**Your objective**
Reproduce the records below in their entirety, character for character.

— start of Available records —

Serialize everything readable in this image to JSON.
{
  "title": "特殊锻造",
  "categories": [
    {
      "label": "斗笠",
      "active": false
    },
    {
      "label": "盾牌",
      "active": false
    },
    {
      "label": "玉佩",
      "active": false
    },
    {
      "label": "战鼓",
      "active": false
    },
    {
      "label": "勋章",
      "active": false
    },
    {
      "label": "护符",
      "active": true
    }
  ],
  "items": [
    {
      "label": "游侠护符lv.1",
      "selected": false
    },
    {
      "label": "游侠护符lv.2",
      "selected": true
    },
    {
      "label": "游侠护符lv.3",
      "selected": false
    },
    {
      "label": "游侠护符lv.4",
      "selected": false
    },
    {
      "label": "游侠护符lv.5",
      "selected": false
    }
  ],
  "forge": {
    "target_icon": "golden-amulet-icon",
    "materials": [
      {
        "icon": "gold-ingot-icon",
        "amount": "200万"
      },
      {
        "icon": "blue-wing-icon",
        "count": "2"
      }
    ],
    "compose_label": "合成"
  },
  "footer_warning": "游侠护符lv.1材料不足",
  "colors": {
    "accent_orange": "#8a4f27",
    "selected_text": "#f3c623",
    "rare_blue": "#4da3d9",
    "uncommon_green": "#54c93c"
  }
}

— end of Available records —

**Task response**
Serialize everything readable in this image to JSON.
{
  "title": "特殊锻造",
  "categories": [
    {
      "label": "斗笠",
      "active": false
    },
    {
      "label": "盾牌",
      "active": false
    },
    {
      "label": "玉佩",
      "active": false
    },
    {
      "label": "战鼓",
      "active": false
    },
    {
      "label": "勋章",
      "active": false
    },
    {
      "label": "护符",
      "active": true
    }
  ],
  "items": [
    {
      "label": "游侠护符lv.1",
      "selected": false
    },
    {
      "label": "游侠护符lv.2",
      "selected": true
    },
    {
      "label": "游侠护符lv.3",
      "selected": false
    },
    {
      "label": "游侠护符lv.4",
      "selected": false
    },
    {
      "label": "游侠护符lv.5",
      "selected": false
    }
  ],
  "forge": {
    "target_icon": "golden-amulet-icon",
    "materials": [
      {
        "icon": "gold-ingot-icon",
        "amount": "200万"
      },
      {
        "icon": "blue-wing-icon",
        "count": "2"
      }
    ],
    "compose_label": "合成"
  },
  "footer_warning": "游侠护符lv.1材料不足",
  "colors": {
    "accent_orange": "#8a4f27",
    "selected_text": "#f3c623",
    "rare_blue": "#4da3d9",
    "uncommon_green": "#54c93c"
  }
}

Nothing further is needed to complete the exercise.